:: WHAT YOU SHOULD DO ::
Will you give the material below again, every line exactly as it is?

start THE INPUT

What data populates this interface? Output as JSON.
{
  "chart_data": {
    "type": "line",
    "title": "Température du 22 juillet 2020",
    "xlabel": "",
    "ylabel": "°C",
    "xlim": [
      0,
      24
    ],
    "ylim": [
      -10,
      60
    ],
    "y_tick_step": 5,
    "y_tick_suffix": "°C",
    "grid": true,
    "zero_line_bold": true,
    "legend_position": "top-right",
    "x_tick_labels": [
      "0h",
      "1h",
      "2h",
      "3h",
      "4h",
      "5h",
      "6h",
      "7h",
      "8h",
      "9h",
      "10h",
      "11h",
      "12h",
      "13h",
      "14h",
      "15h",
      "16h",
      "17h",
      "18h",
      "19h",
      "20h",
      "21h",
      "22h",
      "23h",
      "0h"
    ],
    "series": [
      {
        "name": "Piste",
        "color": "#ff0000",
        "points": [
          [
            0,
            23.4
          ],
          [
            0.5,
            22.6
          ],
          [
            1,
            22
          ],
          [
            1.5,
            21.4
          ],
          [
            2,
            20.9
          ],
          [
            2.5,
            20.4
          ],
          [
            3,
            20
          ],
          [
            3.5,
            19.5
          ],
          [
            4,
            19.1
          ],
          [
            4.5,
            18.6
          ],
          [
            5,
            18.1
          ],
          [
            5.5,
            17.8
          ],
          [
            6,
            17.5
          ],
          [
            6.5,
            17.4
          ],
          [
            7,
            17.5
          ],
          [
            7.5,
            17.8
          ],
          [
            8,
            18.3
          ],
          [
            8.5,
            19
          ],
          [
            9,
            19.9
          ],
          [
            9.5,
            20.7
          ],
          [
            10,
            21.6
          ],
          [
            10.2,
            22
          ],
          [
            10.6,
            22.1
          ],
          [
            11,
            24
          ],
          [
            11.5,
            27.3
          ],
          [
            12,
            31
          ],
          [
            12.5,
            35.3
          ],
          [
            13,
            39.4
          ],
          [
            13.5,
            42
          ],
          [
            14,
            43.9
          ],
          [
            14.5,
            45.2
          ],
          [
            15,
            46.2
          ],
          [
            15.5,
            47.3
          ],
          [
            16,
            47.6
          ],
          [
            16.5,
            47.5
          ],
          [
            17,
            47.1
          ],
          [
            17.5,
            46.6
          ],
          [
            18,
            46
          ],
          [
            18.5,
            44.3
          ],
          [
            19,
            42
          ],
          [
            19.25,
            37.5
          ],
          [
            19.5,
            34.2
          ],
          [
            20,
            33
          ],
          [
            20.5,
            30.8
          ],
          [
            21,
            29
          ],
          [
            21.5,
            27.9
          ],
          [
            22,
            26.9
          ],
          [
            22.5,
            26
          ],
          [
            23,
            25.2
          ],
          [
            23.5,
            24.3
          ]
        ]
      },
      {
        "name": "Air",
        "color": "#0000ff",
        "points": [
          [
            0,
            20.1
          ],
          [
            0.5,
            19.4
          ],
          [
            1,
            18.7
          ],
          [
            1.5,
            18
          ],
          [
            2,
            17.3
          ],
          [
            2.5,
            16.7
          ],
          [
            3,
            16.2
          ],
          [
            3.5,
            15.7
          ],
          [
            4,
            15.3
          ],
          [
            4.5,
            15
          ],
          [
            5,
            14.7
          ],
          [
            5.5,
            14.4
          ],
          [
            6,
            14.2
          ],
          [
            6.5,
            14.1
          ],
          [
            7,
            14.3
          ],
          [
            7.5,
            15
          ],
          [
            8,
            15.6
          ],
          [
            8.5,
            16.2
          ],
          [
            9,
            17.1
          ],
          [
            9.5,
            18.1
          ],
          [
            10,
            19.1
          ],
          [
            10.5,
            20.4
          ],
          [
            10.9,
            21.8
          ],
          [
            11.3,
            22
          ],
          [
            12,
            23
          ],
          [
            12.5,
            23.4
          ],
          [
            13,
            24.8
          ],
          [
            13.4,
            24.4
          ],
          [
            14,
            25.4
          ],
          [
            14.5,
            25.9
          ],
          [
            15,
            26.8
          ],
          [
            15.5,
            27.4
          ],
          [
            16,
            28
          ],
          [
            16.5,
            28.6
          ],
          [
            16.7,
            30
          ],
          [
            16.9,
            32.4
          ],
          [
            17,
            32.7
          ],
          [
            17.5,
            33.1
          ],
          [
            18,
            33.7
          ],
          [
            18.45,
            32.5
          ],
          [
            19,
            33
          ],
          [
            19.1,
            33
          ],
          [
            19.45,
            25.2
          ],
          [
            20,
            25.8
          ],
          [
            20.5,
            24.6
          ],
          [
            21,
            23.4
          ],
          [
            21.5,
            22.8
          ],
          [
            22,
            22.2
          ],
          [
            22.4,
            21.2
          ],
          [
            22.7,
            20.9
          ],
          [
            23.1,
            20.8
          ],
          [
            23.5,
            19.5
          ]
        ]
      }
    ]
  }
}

end THE INPUT

:: CORRECT RESPONSE ::
What data populates this interface? Output as JSON.
{
  "chart_data": {
    "type": "line",
    "title": "Température du 22 juillet 2020",
    "xlabel": "",
    "ylabel": "°C",
    "xlim": [
      0,
      24
    ],
    "ylim": [
      -10,
      60
    ],
    "y_tick_step": 5,
    "y_tick_suffix": "°C",
    "grid": true,
    "zero_line_bold": true,
    "legend_position": "top-right",
    "x_tick_labels": [
      "0h",
      "1h",
      "2h",
      "3h",
      "4h",
      "5h",
      "6h",
      "7h",
      "8h",
      "9h",
      "10h",
      "11h",
      "12h",
      "13h",
      "14h",
      "15h",
      "16h",
      "17h",
      "18h",
      "19h",
      "20h",
      "21h",
      "22h",
      "23h",
      "0h"
    ],
    "series": [
      {
        "name": "Piste",
        "color": "#ff0000",
        "points": [
          [
            0,
            23.4
          ],
          [
            0.5,
            22.6
          ],
          [
            1,
            22
          ],
          [
            1.5,
            21.4
          ],
          [
            2,
            20.9
          ],
          [
            2.5,
            20.4
          ],
          [
            3,
            20
          ],
          [
            3.5,
            19.5
          ],
          [
            4,
            19.1
          ],
          [
            4.5,
            18.6
          ],
          [
            5,
            18.1
          ],
          [
            5.5,
            17.8
          ],
          [
            6,
            17.5
          ],
          [
            6.5,
            17.4
          ],
          [
            7,
            17.5
          ],
          [
            7.5,
            17.8
          ],
          [
            8,
            18.3
          ],
          [
            8.5,
            19
          ],
          [
            9,
            19.9
          ],
          [
            9.5,
            20.7
          ],
          [
            10,
            21.6
          ],
          [
            10.2,
            22
          ],
          [
            10.6,
            22.1
          ],
          [
            11,
            24
          ],
          [
            11.5,
            27.3
          ],
          [
            12,
            31
          ],
          [
            12.5,
            35.3
          ],
          [
            13,
            39.4
          ],
          [
            13.5,
            42
          ],
          [
            14,
            43.9
          ],
          [
            14.5,
            45.2
          ],
          [
            15,
            46.2
          ],
          [
            15.5,
            47.3
          ],
          [
            16,
            47.6
          ],
          [
            16.5,
            47.5
          ],
          [
            17,
            47.1
          ],
          [
            17.5,
            46.6
          ],
          [
            18,
            46
          ],
          [
            18.5,
            44.3
          ],
          [
            19,
            42
          ],
          [
            19.25,
            37.5
          ],
          [
            19.5,
            34.2
          ],
          [
            20,
            33
          ],
          [
            20.5,
            30.8
          ],
          [
            21,
            29
          ],
          [
            21.5,
            27.9
          ],
          [
            22,
            26.9
          ],
          [
            22.5,
            26
          ],
          [
            23,
            25.2
          ],
          [
            23.5,
            24.3
          ]
        ]
      },
      {
        "name": "Air",
        "color": "#0000ff",
        "points": [
          [
            0,
            20.1
          ],
          [
            0.5,
            19.4
          ],
          [
            1,
            18.7
          ],
          [
            1.5,
            18
          ],
          [
            2,
            17.3
          ],
          [
            2.5,
            16.7
          ],
          [
            3,
            16.2
          ],
          [
            3.5,
            15.7
          ],
          [
            4,
            15.3
          ],
          [
            4.5,
            15
          ],
          [
            5,
            14.7
          ],
          [
            5.5,
            14.4
          ],
          [
            6,
            14.2
          ],
          [
            6.5,
            14.1
          ],
          [
            7,
            14.3
          ],
          [
            7.5,
            15
          ],
          [
            8,
            15.6
          ],
          [
            8.5,
            16.2
          ],
          [
            9,
            17.1
          ],
          [
            9.5,
            18.1
          ],
          [
            10,
            19.1
          ],
          [
            10.5,
            20.4
          ],
          [
            10.9,
            21.8
          ],
          [
            11.3,
            22
          ],
          [
            12,
            23
          ],
          [
            12.5,
            23.4
          ],
          [
            13,
            24.8
          ],
          [
            13.4,
            24.4
          ],
          [
            14,
            25.4
          ],
          [
            14.5,
            25.9
          ],
          [
            15,
            26.8
          ],
          [
            15.5,
            27.4
          ],
          [
            16,
            28
          ],
          [
            16.5,
            28.6
          ],
          [
            16.7,
            30
          ],
          [
            16.9,
            32.4
          ],
          [
            17,
            32.7
          ],
          [
            17.5,
            33.1
          ],
          [
            18,
            33.7
          ],
          [
            18.45,
            32.5
          ],
          [
            19,
            33
          ],
          [
            19.1,
            33
          ],
          [
            19.45,
            25.2
          ],
          [
            20,
            25.8
          ],
          [
            20.5,
            24.6
          ],
          [
            21,
            23.4
          ],
          [
            21.5,
            22.8
          ],
          [
            22,
            22.2
          ],
          [
            22.4,
            21.2
          ],
          [
            22.7,
            20.9
          ],
          [
            23.1,
            20.8
          ],
          [
            23.5,
            19.5
          ]
        ]
      }
    ]
  }
}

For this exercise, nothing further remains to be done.